Task prompt: Nothing in the records may be left out or altered; reproduce them all exactly.

Source data:
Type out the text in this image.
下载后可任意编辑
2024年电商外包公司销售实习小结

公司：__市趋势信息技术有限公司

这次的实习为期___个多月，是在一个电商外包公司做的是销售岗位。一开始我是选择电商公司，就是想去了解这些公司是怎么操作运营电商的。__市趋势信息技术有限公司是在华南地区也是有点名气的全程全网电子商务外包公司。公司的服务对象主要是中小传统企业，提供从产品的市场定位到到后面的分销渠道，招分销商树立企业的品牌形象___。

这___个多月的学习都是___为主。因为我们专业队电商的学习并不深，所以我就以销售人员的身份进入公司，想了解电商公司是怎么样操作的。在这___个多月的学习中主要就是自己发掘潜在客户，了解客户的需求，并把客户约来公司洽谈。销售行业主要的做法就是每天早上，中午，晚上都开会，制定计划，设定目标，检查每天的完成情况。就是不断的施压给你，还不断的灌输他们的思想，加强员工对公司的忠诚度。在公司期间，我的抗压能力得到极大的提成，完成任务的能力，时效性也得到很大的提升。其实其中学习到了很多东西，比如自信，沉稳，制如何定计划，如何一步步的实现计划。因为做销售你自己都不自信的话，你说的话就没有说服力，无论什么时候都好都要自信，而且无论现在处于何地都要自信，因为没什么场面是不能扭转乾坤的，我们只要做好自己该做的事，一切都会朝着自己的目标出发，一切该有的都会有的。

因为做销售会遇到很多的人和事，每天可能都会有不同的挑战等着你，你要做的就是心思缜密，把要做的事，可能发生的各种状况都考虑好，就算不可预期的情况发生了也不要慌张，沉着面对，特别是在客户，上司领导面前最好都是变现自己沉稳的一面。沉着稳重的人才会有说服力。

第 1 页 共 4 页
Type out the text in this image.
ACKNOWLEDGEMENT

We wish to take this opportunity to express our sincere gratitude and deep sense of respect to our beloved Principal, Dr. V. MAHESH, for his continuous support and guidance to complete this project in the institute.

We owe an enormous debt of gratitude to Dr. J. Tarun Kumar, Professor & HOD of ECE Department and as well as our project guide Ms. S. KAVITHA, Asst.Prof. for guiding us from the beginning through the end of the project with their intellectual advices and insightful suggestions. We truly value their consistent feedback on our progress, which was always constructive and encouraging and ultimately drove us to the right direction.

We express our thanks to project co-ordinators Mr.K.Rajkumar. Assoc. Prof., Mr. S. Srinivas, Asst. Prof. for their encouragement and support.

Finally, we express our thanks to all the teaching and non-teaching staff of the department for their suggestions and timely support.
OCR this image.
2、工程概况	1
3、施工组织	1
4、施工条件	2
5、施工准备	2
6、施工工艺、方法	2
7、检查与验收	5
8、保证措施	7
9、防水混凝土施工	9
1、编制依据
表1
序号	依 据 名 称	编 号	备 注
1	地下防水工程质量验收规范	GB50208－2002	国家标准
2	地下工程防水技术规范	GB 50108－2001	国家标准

Solved exercise:
Type out the text in this image.
下载后可任意编辑
2024年电商外包公司销售实习小结

公司：__市趋势信息技术有限公司

这次的实习为期___个多月，是在一个电商外包公司做的是销售岗位。一开始我是选择电商公司，就是想去了解这些公司是怎么操作运营电商的。__市趋势信息技术有限公司是在华南地区也是有点名气的全程全网电子商务外包公司。公司的服务对象主要是中小传统企业，提供从产品的市场定位到到后面的分销渠道，招分销商树立企业的品牌形象___。

这___个多月的学习都是___为主。因为我们专业队电商的学习并不深，所以我就以销售人员的身份进入公司，想了解电商公司是怎么样操作的。在这___个多月的学习中主要就是自己发掘潜在客户，了解客户的需求，并把客户约来公司洽谈。销售行业主要的做法就是每天早上，中午，晚上都开会，制定计划，设定目标，检查每天的完成情况。就是不断的施压给你，还不断的灌输他们的思想，加强员工对公司的忠诚度。在公司期间，我的抗压能力得到极大的提成，完成任务的能力，时效性也得到很大的提升。其实其中学习到了很多东西，比如自信，沉稳，制如何定计划，如何一步步的实现计划。因为做销售你自己都不自信的话，你说的话就没有说服力，无论什么时候都好都要自信，而且无论现在处于何地都要自信，因为没什么场面是不能扭转乾坤的，我们只要做好自己该做的事，一切都会朝着自己的目标出发，一切该有的都会有的。

因为做销售会遇到很多的人和事，每天可能都会有不同的挑战等着你，你要做的就是心思缜密，把要做的事，可能发生的各种状况都考虑好，就算不可预期的情况发生了也不要慌张，沉着面对，特别是在客户，上司领导面前最好都是变现自己沉稳的一面。沉着稳重的人才会有说服力。

第 1 页 共 4 页
Type out the text in this image.
ACKNOWLEDGEMENT

We wish to take this opportunity to express our sincere gratitude and deep sense of respect to our beloved Principal, Dr. V. MAHESH, for his continuous support and guidance to complete this project in the institute.

We owe an enormous debt of gratitude to Dr. J. Tarun Kumar, Professor & HOD of ECE Department and as well as our project guide Ms. S. KAVITHA, Asst.Prof. for guiding us from the beginning through the end of the project with their intellectual advices and insightful suggestions. We truly value their consistent feedback on our progress, which was always constructive and encouraging and ultimately drove us to the right direction.

We express our thanks to project co-ordinators Mr.K.Rajkumar. Assoc. Prof., Mr. S. Srinivas, Asst. Prof. for their encouragement and support.

Finally, we express our thanks to all the teaching and non-teaching staff of the department for their suggestions and timely support.
OCR this image.
2、工程概况	1
3、施工组织	1
4、施工条件	2
5、施工准备	2
6、施工工艺、方法	2
7、检查与验收	5
8、保证措施	7
9、防水混凝土施工	9
1、编制依据
表1
序号	依 据 名 称	编 号	备 注
1	地下防水工程质量验收规范	GB50208－2002	国家标准
2	地下工程防水技术规范	GB 50108－2001	国家标准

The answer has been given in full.